--- start Given entries ---
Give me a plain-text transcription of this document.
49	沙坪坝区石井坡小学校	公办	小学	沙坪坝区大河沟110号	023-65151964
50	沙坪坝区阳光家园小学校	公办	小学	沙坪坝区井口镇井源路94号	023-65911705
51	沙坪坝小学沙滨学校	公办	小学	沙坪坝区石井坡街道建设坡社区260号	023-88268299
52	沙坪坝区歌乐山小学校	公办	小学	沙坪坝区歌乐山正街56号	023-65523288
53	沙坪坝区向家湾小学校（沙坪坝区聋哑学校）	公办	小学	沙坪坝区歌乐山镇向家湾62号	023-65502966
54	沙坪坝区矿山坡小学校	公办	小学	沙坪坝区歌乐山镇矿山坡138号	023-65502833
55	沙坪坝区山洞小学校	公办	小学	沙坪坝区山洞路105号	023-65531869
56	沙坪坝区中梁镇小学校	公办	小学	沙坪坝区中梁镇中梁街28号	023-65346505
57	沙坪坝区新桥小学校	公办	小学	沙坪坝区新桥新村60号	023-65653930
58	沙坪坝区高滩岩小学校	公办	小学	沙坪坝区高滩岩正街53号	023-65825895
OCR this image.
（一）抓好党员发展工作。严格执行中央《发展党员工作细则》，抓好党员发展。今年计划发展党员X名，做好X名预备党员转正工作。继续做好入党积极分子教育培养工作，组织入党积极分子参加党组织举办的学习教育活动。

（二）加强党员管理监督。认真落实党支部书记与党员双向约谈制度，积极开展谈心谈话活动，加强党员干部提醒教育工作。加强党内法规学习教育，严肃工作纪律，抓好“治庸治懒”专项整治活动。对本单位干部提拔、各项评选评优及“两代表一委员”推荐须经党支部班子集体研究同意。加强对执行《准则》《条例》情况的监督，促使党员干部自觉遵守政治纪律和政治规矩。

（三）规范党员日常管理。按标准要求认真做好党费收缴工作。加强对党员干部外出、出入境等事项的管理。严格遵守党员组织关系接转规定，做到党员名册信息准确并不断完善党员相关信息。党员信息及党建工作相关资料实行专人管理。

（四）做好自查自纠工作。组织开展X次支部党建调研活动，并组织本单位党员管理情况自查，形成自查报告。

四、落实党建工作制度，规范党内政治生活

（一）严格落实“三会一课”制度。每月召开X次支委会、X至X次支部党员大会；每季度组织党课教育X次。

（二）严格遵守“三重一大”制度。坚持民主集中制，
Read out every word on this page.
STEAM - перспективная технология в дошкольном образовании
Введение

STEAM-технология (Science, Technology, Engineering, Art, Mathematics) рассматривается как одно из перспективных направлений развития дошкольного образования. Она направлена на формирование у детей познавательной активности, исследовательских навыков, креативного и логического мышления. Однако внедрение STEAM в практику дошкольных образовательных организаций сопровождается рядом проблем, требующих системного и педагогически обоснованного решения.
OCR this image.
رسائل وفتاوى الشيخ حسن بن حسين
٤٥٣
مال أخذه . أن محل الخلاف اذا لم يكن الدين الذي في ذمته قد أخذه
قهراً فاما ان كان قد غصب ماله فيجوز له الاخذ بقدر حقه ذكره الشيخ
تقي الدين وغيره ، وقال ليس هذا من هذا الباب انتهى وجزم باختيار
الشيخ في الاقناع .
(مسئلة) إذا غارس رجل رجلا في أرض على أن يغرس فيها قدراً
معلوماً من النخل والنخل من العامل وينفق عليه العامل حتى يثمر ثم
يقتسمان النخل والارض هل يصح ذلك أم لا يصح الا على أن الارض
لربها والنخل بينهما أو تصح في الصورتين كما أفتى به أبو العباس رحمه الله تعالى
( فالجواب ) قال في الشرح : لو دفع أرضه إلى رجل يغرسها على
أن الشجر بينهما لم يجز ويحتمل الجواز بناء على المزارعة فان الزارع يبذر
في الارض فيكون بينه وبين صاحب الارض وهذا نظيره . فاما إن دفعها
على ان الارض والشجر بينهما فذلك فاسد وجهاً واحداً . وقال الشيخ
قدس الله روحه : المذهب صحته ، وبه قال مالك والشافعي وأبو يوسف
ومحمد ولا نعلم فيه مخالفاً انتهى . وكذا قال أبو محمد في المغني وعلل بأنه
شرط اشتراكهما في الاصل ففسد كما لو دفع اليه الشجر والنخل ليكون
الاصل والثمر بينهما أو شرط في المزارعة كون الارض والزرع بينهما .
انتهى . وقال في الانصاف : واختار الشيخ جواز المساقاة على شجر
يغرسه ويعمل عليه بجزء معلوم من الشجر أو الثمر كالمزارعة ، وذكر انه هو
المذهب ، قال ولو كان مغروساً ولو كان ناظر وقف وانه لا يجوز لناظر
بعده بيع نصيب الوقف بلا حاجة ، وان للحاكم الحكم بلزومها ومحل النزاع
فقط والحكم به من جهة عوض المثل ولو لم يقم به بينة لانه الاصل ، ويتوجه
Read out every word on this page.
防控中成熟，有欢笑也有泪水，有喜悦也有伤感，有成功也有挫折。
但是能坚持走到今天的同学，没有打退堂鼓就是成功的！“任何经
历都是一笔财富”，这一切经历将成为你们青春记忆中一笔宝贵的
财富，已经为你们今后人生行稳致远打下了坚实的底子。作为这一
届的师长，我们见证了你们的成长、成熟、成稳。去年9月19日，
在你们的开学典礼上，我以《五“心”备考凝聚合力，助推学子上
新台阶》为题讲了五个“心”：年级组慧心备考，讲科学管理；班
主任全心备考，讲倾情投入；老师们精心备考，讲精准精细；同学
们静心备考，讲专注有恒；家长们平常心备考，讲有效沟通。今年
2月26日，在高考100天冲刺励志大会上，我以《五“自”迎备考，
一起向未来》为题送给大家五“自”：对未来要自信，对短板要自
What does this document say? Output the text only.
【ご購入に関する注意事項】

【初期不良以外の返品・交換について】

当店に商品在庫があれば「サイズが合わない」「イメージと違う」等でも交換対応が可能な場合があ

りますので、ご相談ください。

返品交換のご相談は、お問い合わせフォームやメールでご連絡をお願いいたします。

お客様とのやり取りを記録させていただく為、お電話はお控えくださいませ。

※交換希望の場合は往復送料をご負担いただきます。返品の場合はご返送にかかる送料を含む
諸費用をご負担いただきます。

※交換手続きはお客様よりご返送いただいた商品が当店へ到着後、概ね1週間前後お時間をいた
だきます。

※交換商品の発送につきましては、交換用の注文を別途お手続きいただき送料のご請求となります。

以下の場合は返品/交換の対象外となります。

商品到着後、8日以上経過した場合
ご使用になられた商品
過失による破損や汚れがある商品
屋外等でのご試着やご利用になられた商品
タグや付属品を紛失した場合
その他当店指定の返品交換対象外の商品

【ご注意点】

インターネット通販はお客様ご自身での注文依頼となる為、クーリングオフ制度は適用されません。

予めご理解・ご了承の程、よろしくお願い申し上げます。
--- end Given entries ---
◆ What you should do: Set down each entry again, unchanged.

◆ The response:
Give me a plain-text transcription of this document.
49	沙坪坝区石井坡小学校	公办	小学	沙坪坝区大河沟110号	023-65151964
50	沙坪坝区阳光家园小学校	公办	小学	沙坪坝区井口镇井源路94号	023-65911705
51	沙坪坝小学沙滨学校	公办	小学	沙坪坝区石井坡街道建设坡社区260号	023-88268299
52	沙坪坝区歌乐山小学校	公办	小学	沙坪坝区歌乐山正街56号	023-65523288
53	沙坪坝区向家湾小学校（沙坪坝区聋哑学校）	公办	小学	沙坪坝区歌乐山镇向家湾62号	023-65502966
54	沙坪坝区矿山坡小学校	公办	小学	沙坪坝区歌乐山镇矿山坡138号	023-65502833
55	沙坪坝区山洞小学校	公办	小学	沙坪坝区山洞路105号	023-65531869
56	沙坪坝区中梁镇小学校	公办	小学	沙坪坝区中梁镇中梁街28号	023-65346505
57	沙坪坝区新桥小学校	公办	小学	沙坪坝区新桥新村60号	023-65653930
58	沙坪坝区高滩岩小学校	公办	小学	沙坪坝区高滩岩正街53号	023-65825895
OCR this image.
（一）抓好党员发展工作。严格执行中央《发展党员工作细则》，抓好党员发展。今年计划发展党员X名，做好X名预备党员转正工作。继续做好入党积极分子教育培养工作，组织入党积极分子参加党组织举办的学习教育活动。

（二）加强党员管理监督。认真落实党支部书记与党员双向约谈制度，积极开展谈心谈话活动，加强党员干部提醒教育工作。加强党内法规学习教育，严肃工作纪律，抓好“治庸治懒”专项整治活动。对本单位干部提拔、各项评选评优及“两代表一委员”推荐须经党支部班子集体研究同意。加强对执行《准则》《条例》情况的监督，促使党员干部自觉遵守政治纪律和政治规矩。

（三）规范党员日常管理。按标准要求认真做好党费收缴工作。加强对党员干部外出、出入境等事项的管理。严格遵守党员组织关系接转规定，做到党员名册信息准确并不断完善党员相关信息。党员信息及党建工作相关资料实行专人管理。

（四）做好自查自纠工作。组织开展X次支部党建调研活动，并组织本单位党员管理情况自查，形成自查报告。

四、落实党建工作制度，规范党内政治生活

（一）严格落实“三会一课”制度。每月召开X次支委会、X至X次支部党员大会；每季度组织党课教育X次。

（二）严格遵守“三重一大”制度。坚持民主集中制，
Read out every word on this page.
STEAM - перспективная технология в дошкольном образовании
Введение

STEAM-технология (Science, Technology, Engineering, Art, Mathematics) рассматривается как одно из перспективных направлений развития дошкольного образования. Она направлена на формирование у детей познавательной активности, исследовательских навыков, креативного и логического мышления. Однако внедрение STEAM в практику дошкольных образовательных организаций сопровождается рядом проблем, требующих системного и педагогически обоснованного решения.
OCR this image.
رسائل وفتاوى الشيخ حسن بن حسين
٤٥٣
مال أخذه . أن محل الخلاف اذا لم يكن الدين الذي في ذمته قد أخذه
قهراً فاما ان كان قد غصب ماله فيجوز له الاخذ بقدر حقه ذكره الشيخ
تقي الدين وغيره ، وقال ليس هذا من هذا الباب انتهى وجزم باختيار
الشيخ في الاقناع .
(مسئلة) إذا غارس رجل رجلا في أرض على أن يغرس فيها قدراً
معلوماً من النخل والنخل من العامل وينفق عليه العامل حتى يثمر ثم
يقتسمان النخل والارض هل يصح ذلك أم لا يصح الا على أن الارض
لربها والنخل بينهما أو تصح في الصورتين كما أفتى به أبو العباس رحمه الله تعالى
( فالجواب ) قال في الشرح : لو دفع أرضه إلى رجل يغرسها على
أن الشجر بينهما لم يجز ويحتمل الجواز بناء على المزارعة فان الزارع يبذر
في الارض فيكون بينه وبين صاحب الارض وهذا نظيره . فاما إن دفعها
على ان الارض والشجر بينهما فذلك فاسد وجهاً واحداً . وقال الشيخ
قدس الله روحه : المذهب صحته ، وبه قال مالك والشافعي وأبو يوسف
ومحمد ولا نعلم فيه مخالفاً انتهى . وكذا قال أبو محمد في المغني وعلل بأنه
شرط اشتراكهما في الاصل ففسد كما لو دفع اليه الشجر والنخل ليكون
الاصل والثمر بينهما أو شرط في المزارعة كون الارض والزرع بينهما .
انتهى . وقال في الانصاف : واختار الشيخ جواز المساقاة على شجر
يغرسه ويعمل عليه بجزء معلوم من الشجر أو الثمر كالمزارعة ، وذكر انه هو
المذهب ، قال ولو كان مغروساً ولو كان ناظر وقف وانه لا يجوز لناظر
بعده بيع نصيب الوقف بلا حاجة ، وان للحاكم الحكم بلزومها ومحل النزاع
فقط والحكم به من جهة عوض المثل ولو لم يقم به بينة لانه الاصل ، ويتوجه
Read out every word on this page.
防控中成熟，有欢笑也有泪水，有喜悦也有伤感，有成功也有挫折。
但是能坚持走到今天的同学，没有打退堂鼓就是成功的！“任何经
历都是一笔财富”，这一切经历将成为你们青春记忆中一笔宝贵的
财富，已经为你们今后人生行稳致远打下了坚实的底子。作为这一
届的师长，我们见证了你们的成长、成熟、成稳。去年9月19日，
在你们的开学典礼上，我以《五“心”备考凝聚合力，助推学子上
新台阶》为题讲了五个“心”：年级组慧心备考，讲科学管理；班
主任全心备考，讲倾情投入；老师们精心备考，讲精准精细；同学
们静心备考，讲专注有恒；家长们平常心备考，讲有效沟通。今年
2月26日，在高考100天冲刺励志大会上，我以《五“自”迎备考，
一起向未来》为题送给大家五“自”：对未来要自信，对短板要自
What does this document say? Output the text only.
【ご購入に関する注意事項】

【初期不良以外の返品・交換について】

当店に商品在庫があれば「サイズが合わない」「イメージと違う」等でも交換対応が可能な場合があ

りますので、ご相談ください。

返品交換のご相談は、お問い合わせフォームやメールでご連絡をお願いいたします。

お客様とのやり取りを記録させていただく為、お電話はお控えくださいませ。

※交換希望の場合は往復送料をご負担いただきます。返品の場合はご返送にかかる送料を含む
諸費用をご負担いただきます。

※交換手続きはお客様よりご返送いただいた商品が当店へ到着後、概ね1週間前後お時間をいた
だきます。

※交換商品の発送につきましては、交換用の注文を別途お手続きいただき送料のご請求となります。

以下の場合は返品/交換の対象外となります。

商品到着後、8日以上経過した場合
ご使用になられた商品
過失による破損や汚れがある商品
屋外等でのご試着やご利用になられた商品
タグや付属品を紛失した場合
その他当店指定の返品交換対象外の商品

【ご注意点】

インターネット通販はお客様ご自身での注文依頼となる為、クーリングオフ制度は適用されません。

予めご理解・ご了承の程、よろしくお願い申し上げます。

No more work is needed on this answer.